## Prompt
Write out each line that follows exactly as it stands, without the pictures.

## Data in this exercise

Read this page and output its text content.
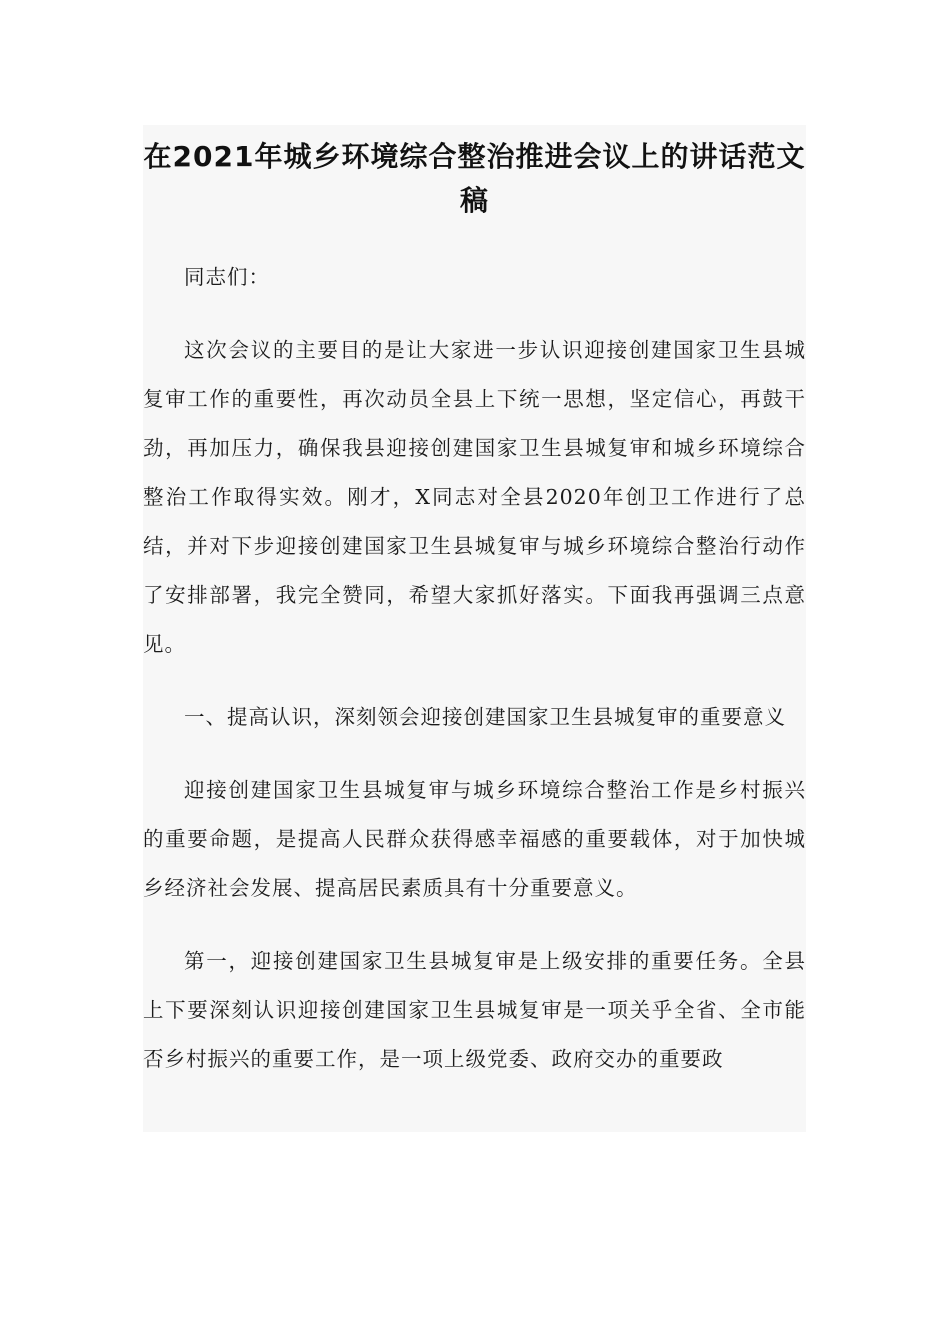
在2021年城乡环境综合整治推进会议上的讲话范文稿

同志们：

这次会议的主要目的是让大家进一步认识迎接创建国家卫生县城复审工作的重要性，再次动员全县上下统一思想，坚定信心，再鼓干劲，再加压力，确保我县迎接创建国家卫生县城复审和城乡环境综合整治工作取得实效。刚才，X同志对全县2020年创卫工作进行了总结，并对下步迎接创建国家卫生县城复审与城乡环境综合整治行动作了安排部署，我完全赞同，希望大家抓好落实。下面我再强调三点意见。

一、提高认识，深刻领会迎接创建国家卫生县城复审的重要意义

迎接创建国家卫生县城复审与城乡环境综合整治工作是乡村振兴的重要命题，是提高人民群众获得感幸福感的重要载体，对于加快城乡经济社会发展、提高居民素质具有十分重要意义。

第一，迎接创建国家卫生县城复审是上级安排的重要任务。全县上下要深刻认识迎接创建国家卫生县城复审是一项关乎全省、全市能否乡村振兴的重要工作，是一项上级党委、政府交办的重要政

## Task solution
Read this page and output its text content.
在2021年城乡环境综合整治推进会议上的讲话范文稿

同志们：

这次会议的主要目的是让大家进一步认识迎接创建国家卫生县城复审工作的重要性，再次动员全县上下统一思想，坚定信心，再鼓干劲，再加压力，确保我县迎接创建国家卫生县城复审和城乡环境综合整治工作取得实效。刚才，X同志对全县2020年创卫工作进行了总结，并对下步迎接创建国家卫生县城复审与城乡环境综合整治行动作了安排部署，我完全赞同，希望大家抓好落实。下面我再强调三点意见。

一、提高认识，深刻领会迎接创建国家卫生县城复审的重要意义

迎接创建国家卫生县城复审与城乡环境综合整治工作是乡村振兴的重要命题，是提高人民群众获得感幸福感的重要载体，对于加快城乡经济社会发展、提高居民素质具有十分重要意义。

第一，迎接创建国家卫生县城复审是上级安排的重要任务。全县上下要深刻认识迎接创建国家卫生县城复审是一项关乎全省、全市能否乡村振兴的重要工作，是一项上级党委、政府交办的重要政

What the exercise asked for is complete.